**To be done**
Give the number of lines that include the string "جنسيات", nothing more.

**Extracted data**
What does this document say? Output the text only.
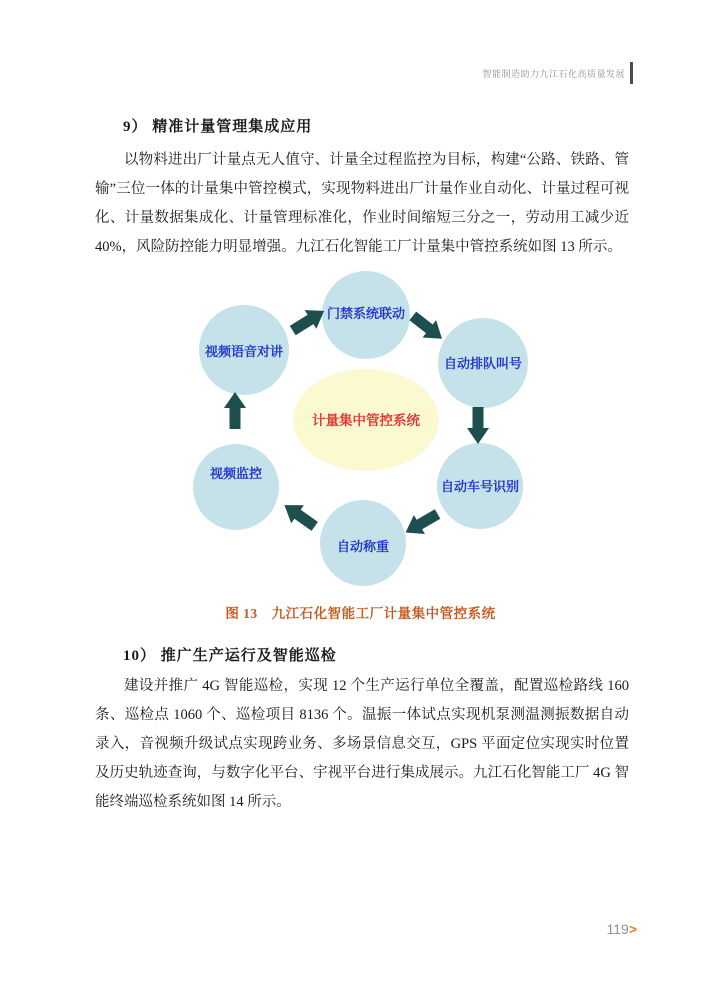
智能制造助力九江石化高质量发展
9） 精准计量管理集成应用
以物料进出厂计量点无人值守、计量全过程监控为目标，构建“公路、铁路、管输”三位一体的计量集中管控模式，实现物料进出厂计量作业自动化、计量过程可视化、计量数据集成化、计量管理标准化，作业时间缩短三分之一，劳动用工减少近 40%，风险防控能力明显增强。九江石化智能工厂计量集中管控系统如图 13 所示。
门禁系统联动
自动排队叫号
自动车号识别
自动称重
视频监控
视频语音对讲
计量集中管控系统
图 13　九江石化智能工厂计量集中管控系统
10） 推广生产运行及智能巡检
建设并推广 4G 智能巡检，实现 12 个生产运行单位全覆盖，配置巡检路线 160 条、巡检点 1060 个、巡检项目 8136 个。温振一体试点实现机泵测温测振数据自动录入，音视频升级试点实现跨业务、多场景信息交互，GPS 平面定位实现实时位置及历史轨迹查询，与数字化平台、宇视平台进行集成展示。九江石化智能工厂 4G 智能终端巡检系统如图 14 所示。
119>
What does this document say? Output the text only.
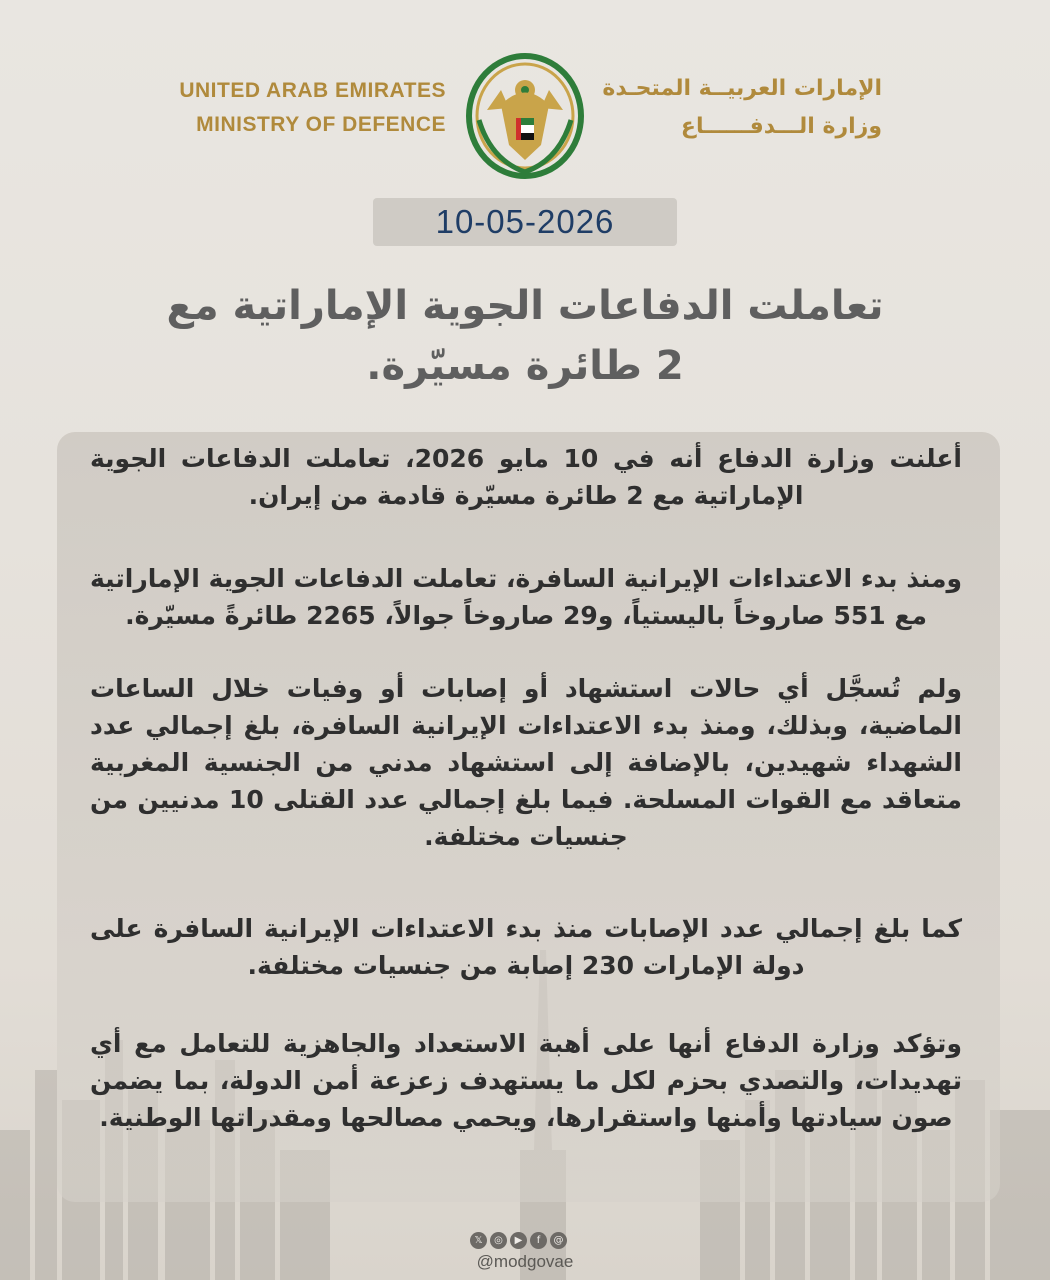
UNITED ARAB EMIRATES
MINISTRY OF DEFENCE
الإمارات العربيــة المتحـدة
وزارة الـــدفــــــاع
10-05-2026
تعاملت الدفاعات الجوية الإماراتية مع
2 طائرة مسيّرة.
أعلنت وزارة الدفاع أنه في 10 مايو 2026، تعاملت الدفاعات الجوية الإماراتية مع 2 طائرة مسيّرة قادمة من إيران.
ومنذ بدء الاعتداءات الإيرانية السافرة، تعاملت الدفاعات الجوية الإماراتية مع 551 صاروخاً باليستياً، و29 صاروخاً جوالاً، 2265 طائرةً مسيّرة.
ولم تُسجَّل أي حالات استشهاد أو إصابات أو وفيات خلال الساعات الماضية، وبذلك، ومنذ بدء الاعتداءات الإيرانية السافرة، بلغ إجمالي عدد الشهداء شهيدين، بالإضافة إلى استشهاد مدني من الجنسية المغربية متعاقد مع القوات المسلحة. فيما بلغ إجمالي عدد القتلى 10 مدنيين من جنسيات مختلفة.
كما بلغ إجمالي عدد الإصابات منذ بدء الاعتداءات الإيرانية السافرة على دولة الإمارات 230 إصابة من جنسيات مختلفة.
وتؤكد وزارة الدفاع أنها على أهبة الاستعداد والجاهزية للتعامل مع أي تهديدات، والتصدي بحزم لكل ما يستهدف زعزعة أمن الدولة، بما يضمن صون سيادتها وأمنها واستقرارها، ويحمي مصالحها ومقدراتها الوطنية.
𝕏 ◎ ▶ f @
@modgovae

**Problem solution**
2